▶ **Data records**:
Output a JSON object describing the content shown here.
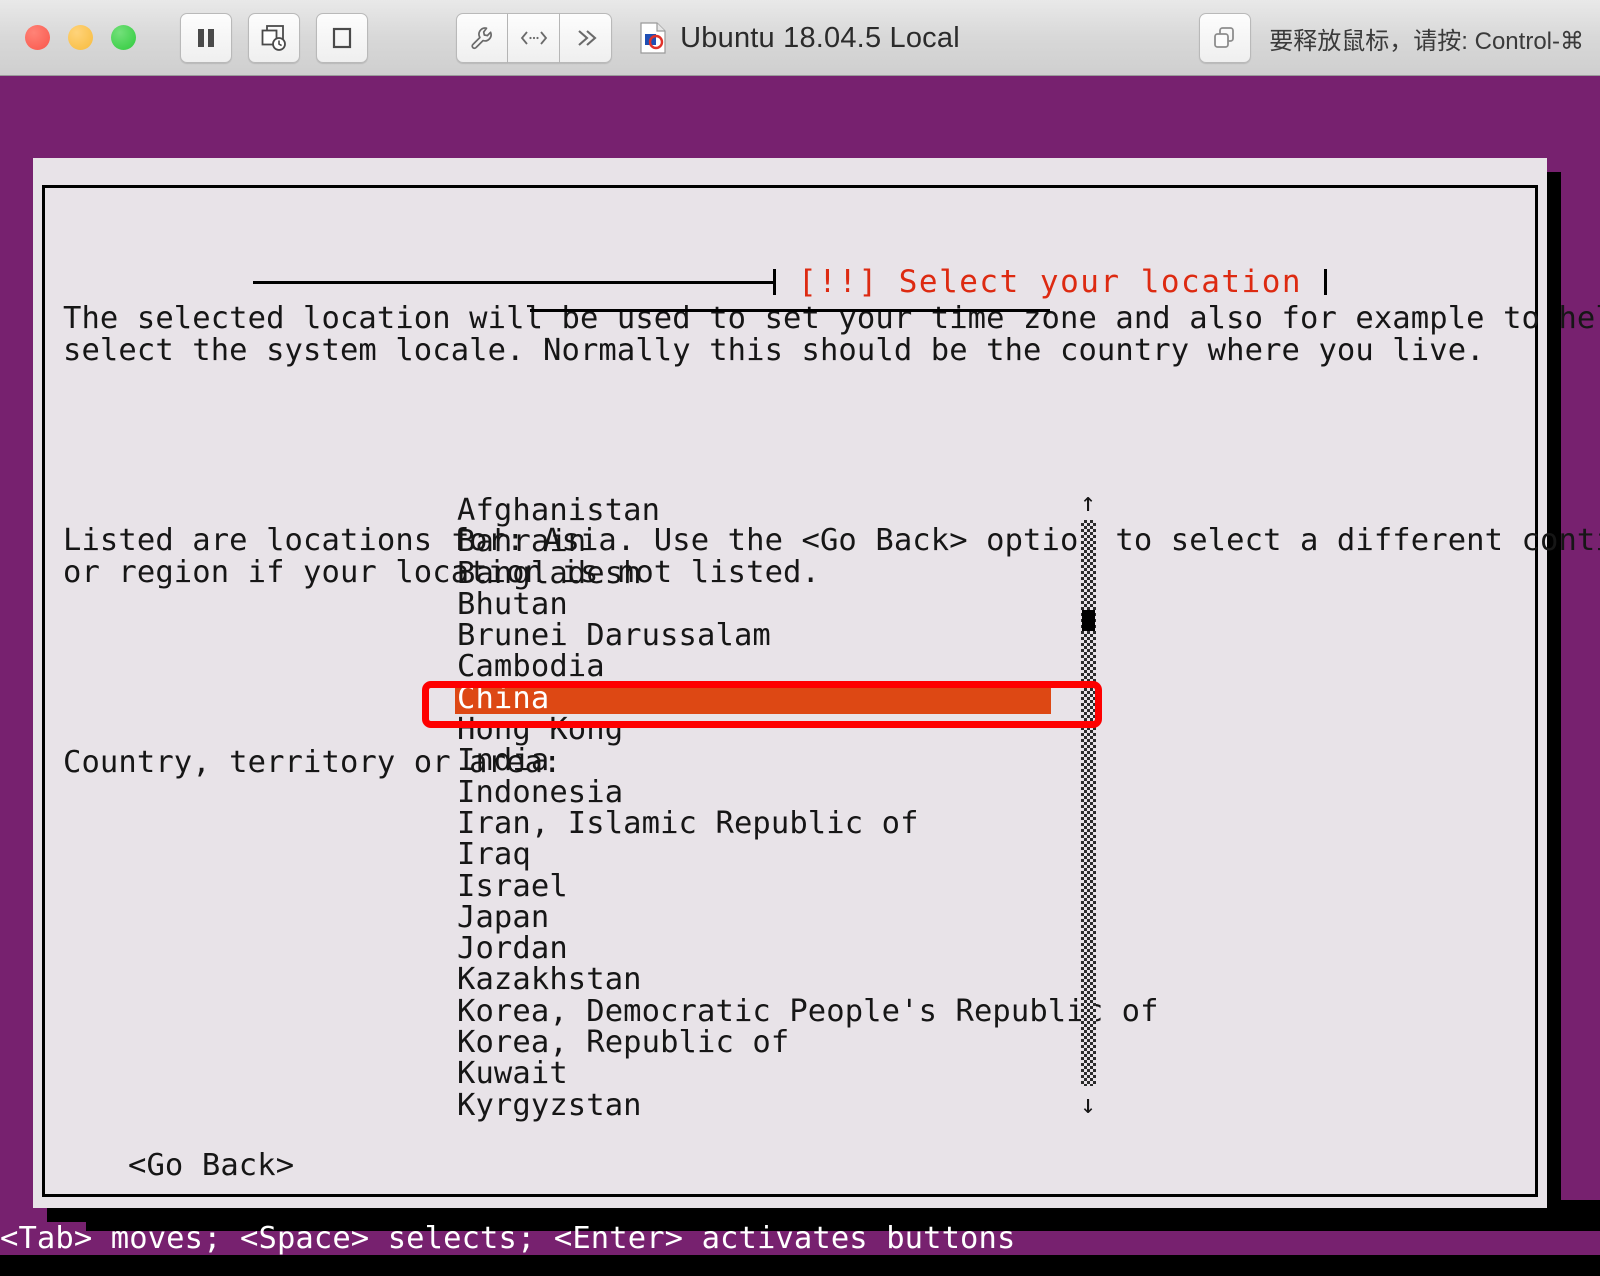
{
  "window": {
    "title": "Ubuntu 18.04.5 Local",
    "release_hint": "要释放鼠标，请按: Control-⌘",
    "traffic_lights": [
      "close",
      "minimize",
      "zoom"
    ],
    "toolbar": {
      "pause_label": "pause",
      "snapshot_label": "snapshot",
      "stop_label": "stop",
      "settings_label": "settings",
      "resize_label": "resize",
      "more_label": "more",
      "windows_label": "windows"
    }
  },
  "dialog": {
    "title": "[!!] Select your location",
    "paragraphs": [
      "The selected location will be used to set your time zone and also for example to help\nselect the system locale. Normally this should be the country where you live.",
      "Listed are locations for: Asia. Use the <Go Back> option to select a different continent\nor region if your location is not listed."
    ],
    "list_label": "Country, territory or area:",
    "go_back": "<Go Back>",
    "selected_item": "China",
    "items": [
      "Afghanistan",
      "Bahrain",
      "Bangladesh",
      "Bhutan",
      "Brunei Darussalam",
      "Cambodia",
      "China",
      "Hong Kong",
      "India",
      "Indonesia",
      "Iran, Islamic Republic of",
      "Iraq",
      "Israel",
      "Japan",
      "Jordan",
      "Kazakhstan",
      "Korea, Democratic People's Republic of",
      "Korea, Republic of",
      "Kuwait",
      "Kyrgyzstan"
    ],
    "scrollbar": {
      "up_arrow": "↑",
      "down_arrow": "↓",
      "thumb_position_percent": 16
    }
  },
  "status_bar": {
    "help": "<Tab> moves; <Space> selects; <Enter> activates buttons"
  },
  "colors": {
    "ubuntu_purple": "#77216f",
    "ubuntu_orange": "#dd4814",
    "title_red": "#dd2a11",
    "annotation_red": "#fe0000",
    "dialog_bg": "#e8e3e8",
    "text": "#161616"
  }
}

▶ **What this task involves**: Determine how many lines of the records above contain the word "Republic", and report only that number.

▶ **The completed task**: 3